REQUIRED ACTION: Copy out each line of the data below in which the string "AQUA" appears.

═══ DATA SUPPLIED ═══

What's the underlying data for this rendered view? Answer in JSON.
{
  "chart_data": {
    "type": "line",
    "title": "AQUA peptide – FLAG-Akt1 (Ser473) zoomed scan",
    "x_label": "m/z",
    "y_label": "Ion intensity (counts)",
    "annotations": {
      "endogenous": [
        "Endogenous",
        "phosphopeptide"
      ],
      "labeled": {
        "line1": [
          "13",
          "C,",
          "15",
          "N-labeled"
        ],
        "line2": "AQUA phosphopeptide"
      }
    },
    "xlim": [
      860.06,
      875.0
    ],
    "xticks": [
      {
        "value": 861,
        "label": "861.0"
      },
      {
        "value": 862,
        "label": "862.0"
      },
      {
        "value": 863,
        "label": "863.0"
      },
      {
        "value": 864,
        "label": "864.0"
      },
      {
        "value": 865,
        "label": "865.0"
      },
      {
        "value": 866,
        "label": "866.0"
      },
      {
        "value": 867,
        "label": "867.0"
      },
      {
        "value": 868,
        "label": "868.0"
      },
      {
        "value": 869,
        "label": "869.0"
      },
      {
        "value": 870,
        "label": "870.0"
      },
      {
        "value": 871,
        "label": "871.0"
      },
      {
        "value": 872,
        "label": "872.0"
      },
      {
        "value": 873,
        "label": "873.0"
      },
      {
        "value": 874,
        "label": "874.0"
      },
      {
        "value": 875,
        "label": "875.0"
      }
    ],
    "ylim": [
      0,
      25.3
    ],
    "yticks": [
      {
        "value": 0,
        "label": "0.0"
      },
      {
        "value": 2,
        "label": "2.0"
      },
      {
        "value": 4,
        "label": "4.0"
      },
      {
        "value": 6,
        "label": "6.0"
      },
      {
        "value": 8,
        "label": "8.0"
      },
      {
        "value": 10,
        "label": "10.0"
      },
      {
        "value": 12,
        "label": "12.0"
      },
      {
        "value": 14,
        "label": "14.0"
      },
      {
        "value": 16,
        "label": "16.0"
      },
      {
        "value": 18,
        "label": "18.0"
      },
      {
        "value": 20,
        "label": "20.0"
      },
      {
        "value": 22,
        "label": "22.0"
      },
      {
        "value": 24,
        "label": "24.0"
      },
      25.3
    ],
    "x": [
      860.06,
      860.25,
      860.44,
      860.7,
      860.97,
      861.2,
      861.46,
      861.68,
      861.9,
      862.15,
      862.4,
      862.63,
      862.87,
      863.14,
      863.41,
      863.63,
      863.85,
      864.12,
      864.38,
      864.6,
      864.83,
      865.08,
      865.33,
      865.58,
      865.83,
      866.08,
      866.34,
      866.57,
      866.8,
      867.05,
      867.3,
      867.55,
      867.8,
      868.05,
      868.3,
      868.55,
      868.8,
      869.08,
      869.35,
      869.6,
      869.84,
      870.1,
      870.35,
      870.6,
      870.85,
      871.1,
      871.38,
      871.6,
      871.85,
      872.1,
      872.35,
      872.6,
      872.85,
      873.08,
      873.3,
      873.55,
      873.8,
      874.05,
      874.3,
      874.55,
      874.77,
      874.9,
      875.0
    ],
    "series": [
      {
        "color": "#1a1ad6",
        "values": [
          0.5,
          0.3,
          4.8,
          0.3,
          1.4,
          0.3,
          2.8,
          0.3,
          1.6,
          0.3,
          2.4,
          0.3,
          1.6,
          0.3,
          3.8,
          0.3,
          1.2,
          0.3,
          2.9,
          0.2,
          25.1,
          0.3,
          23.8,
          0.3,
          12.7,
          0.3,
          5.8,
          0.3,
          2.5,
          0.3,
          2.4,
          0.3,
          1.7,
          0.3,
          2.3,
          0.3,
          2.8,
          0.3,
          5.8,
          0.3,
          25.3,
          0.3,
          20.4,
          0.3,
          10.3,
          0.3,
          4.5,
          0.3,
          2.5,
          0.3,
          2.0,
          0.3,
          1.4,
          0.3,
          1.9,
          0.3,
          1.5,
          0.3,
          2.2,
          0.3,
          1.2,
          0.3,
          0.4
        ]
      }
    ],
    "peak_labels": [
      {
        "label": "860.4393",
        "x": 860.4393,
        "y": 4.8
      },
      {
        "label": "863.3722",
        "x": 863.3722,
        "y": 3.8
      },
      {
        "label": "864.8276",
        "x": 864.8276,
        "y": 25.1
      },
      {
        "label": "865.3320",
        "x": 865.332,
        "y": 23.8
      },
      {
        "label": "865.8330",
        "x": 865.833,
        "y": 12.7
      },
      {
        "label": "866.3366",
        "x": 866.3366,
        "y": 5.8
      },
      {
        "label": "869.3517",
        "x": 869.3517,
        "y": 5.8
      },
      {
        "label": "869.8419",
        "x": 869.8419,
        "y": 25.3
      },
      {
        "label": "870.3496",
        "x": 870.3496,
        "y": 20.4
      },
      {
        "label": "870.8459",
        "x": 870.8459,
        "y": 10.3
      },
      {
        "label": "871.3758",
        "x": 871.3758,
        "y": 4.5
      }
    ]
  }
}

═══

RESPONSE TO THIS EXERCISE:
    "title": "AQUA peptide – FLAG-Akt1 (Ser473) zoomed scan",
        "line2": "AQUA phosphopeptide"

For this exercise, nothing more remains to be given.